WHAT IS NEEDED: Search the data below for the word "legend" and copy each line that holds it.
— START RECORD EXTRACTS —
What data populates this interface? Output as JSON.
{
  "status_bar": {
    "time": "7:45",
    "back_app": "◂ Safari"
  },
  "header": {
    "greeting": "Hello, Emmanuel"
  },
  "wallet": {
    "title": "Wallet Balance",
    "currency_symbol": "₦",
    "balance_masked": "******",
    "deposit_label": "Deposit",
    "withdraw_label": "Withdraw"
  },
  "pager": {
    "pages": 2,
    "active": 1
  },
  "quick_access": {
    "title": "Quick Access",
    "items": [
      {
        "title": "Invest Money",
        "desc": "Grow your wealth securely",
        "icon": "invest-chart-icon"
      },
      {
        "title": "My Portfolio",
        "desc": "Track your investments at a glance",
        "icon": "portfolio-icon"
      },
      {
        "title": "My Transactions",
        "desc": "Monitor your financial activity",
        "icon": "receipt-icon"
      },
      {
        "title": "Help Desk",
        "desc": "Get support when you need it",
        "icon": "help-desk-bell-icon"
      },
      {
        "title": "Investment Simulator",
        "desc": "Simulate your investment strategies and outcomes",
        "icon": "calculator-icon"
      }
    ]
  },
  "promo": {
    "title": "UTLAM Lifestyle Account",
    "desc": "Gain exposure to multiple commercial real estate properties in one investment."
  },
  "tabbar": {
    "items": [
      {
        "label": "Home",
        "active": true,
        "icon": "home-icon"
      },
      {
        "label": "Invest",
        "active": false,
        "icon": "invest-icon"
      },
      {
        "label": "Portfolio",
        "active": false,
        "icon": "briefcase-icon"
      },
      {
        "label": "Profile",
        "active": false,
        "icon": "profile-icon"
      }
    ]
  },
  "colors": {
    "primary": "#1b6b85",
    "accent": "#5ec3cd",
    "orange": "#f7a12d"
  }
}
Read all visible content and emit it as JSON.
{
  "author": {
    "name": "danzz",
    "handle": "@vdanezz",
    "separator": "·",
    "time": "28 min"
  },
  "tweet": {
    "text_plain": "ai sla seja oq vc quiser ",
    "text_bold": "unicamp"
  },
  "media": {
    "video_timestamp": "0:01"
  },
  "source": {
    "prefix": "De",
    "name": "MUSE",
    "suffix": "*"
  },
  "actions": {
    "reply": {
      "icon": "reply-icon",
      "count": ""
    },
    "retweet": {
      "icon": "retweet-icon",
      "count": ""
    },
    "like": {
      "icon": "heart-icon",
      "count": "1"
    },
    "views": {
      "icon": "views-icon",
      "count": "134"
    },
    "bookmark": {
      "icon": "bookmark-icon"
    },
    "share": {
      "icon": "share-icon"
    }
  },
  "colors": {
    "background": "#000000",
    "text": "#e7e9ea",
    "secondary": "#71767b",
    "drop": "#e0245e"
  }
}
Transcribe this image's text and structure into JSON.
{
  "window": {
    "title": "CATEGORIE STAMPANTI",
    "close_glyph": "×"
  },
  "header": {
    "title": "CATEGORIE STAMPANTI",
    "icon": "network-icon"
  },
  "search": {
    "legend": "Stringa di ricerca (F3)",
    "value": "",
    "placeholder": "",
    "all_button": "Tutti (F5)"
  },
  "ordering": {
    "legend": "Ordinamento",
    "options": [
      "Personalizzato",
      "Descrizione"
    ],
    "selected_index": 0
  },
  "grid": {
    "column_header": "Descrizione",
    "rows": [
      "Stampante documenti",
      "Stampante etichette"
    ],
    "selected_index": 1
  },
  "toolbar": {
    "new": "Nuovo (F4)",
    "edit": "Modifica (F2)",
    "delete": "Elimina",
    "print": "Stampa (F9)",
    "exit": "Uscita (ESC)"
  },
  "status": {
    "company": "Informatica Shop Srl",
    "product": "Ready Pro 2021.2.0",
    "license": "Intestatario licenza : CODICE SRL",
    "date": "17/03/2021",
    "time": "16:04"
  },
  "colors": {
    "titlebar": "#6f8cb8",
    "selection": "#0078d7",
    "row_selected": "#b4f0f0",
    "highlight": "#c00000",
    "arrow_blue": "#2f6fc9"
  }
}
— END RECORD EXTRACTS —
SOLVED EXERCISE:
    "legend": "Stringa di ricerca (F3)",
    "legend": "Ordinamento",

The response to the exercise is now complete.